- [Task]
Write every line of the material out exactly as shown.

>> begin

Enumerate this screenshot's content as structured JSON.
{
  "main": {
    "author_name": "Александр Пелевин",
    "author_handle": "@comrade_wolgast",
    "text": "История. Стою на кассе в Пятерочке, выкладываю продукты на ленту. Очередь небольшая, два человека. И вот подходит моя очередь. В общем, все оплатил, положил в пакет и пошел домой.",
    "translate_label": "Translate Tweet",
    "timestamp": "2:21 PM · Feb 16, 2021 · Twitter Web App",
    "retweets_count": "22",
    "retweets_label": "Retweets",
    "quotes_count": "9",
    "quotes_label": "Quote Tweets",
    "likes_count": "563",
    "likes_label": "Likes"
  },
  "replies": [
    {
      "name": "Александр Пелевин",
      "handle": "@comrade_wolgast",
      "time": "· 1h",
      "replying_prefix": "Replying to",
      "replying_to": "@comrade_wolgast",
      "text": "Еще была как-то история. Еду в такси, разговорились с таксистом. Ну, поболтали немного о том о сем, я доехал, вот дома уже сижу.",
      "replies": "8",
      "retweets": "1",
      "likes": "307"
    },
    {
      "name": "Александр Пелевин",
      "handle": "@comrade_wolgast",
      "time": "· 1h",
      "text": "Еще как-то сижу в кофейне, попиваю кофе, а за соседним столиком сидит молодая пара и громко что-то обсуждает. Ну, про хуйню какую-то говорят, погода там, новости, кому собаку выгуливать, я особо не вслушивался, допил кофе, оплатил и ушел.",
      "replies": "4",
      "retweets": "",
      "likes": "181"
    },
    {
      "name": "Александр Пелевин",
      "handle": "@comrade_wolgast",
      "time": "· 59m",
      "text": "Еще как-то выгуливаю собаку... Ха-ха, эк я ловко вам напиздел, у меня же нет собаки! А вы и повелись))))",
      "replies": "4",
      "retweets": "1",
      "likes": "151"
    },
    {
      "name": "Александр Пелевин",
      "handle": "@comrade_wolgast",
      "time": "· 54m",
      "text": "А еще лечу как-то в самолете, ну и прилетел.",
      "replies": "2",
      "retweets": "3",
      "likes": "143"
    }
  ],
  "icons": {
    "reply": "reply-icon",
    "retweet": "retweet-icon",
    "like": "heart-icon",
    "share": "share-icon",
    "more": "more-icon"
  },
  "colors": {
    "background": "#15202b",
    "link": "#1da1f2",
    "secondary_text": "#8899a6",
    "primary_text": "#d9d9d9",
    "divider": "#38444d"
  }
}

>> end

- [Answer below]
Enumerate this screenshot's content as structured JSON.
{
  "main": {
    "author_name": "Александр Пелевин",
    "author_handle": "@comrade_wolgast",
    "text": "История. Стою на кассе в Пятерочке, выкладываю продукты на ленту. Очередь небольшая, два человека. И вот подходит моя очередь. В общем, все оплатил, положил в пакет и пошел домой.",
    "translate_label": "Translate Tweet",
    "timestamp": "2:21 PM · Feb 16, 2021 · Twitter Web App",
    "retweets_count": "22",
    "retweets_label": "Retweets",
    "quotes_count": "9",
    "quotes_label": "Quote Tweets",
    "likes_count": "563",
    "likes_label": "Likes"
  },
  "replies": [
    {
      "name": "Александр Пелевин",
      "handle": "@comrade_wolgast",
      "time": "· 1h",
      "replying_prefix": "Replying to",
      "replying_to": "@comrade_wolgast",
      "text": "Еще была как-то история. Еду в такси, разговорились с таксистом. Ну, поболтали немного о том о сем, я доехал, вот дома уже сижу.",
      "replies": "8",
      "retweets": "1",
      "likes": "307"
    },
    {
      "name": "Александр Пелевин",
      "handle": "@comrade_wolgast",
      "time": "· 1h",
      "text": "Еще как-то сижу в кофейне, попиваю кофе, а за соседним столиком сидит молодая пара и громко что-то обсуждает. Ну, про хуйню какую-то говорят, погода там, новости, кому собаку выгуливать, я особо не вслушивался, допил кофе, оплатил и ушел.",
      "replies": "4",
      "retweets": "",
      "likes": "181"
    },
    {
      "name": "Александр Пелевин",
      "handle": "@comrade_wolgast",
      "time": "· 59m",
      "text": "Еще как-то выгуливаю собаку... Ха-ха, эк я ловко вам напиздел, у меня же нет собаки! А вы и повелись))))",
      "replies": "4",
      "retweets": "1",
      "likes": "151"
    },
    {
      "name": "Александр Пелевин",
      "handle": "@comrade_wolgast",
      "time": "· 54m",
      "text": "А еще лечу как-то в самолете, ну и прилетел.",
      "replies": "2",
      "retweets": "3",
      "likes": "143"
    }
  ],
  "icons": {
    "reply": "reply-icon",
    "retweet": "retweet-icon",
    "like": "heart-icon",
    "share": "share-icon",
    "more": "more-icon"
  },
  "colors": {
    "background": "#15202b",
    "link": "#1da1f2",
    "secondary_text": "#8899a6",
    "primary_text": "#d9d9d9",
    "divider": "#38444d"
  }
}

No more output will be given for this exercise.